**THE TASK**. Lines that hold the word "Pemilihan" should be located and copied.

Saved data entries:
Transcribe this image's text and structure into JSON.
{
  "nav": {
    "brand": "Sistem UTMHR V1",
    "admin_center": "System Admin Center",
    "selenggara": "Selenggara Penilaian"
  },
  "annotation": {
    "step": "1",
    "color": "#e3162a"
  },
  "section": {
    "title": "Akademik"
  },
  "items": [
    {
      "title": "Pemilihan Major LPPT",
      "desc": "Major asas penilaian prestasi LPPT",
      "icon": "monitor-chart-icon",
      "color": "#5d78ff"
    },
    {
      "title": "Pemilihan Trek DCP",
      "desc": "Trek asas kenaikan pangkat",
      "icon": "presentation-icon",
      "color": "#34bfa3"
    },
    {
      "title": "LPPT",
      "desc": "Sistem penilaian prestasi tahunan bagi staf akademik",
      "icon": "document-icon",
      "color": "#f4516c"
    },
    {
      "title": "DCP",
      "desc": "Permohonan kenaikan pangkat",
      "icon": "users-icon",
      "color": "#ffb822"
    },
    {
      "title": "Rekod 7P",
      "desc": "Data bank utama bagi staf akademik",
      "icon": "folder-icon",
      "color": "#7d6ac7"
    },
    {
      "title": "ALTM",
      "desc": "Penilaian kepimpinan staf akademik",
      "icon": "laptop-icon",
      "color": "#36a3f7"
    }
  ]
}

**ANSWER FOR THE TASK**.
      "title": "Pemilihan Major LPPT",
      "title": "Pemilihan Trek DCP",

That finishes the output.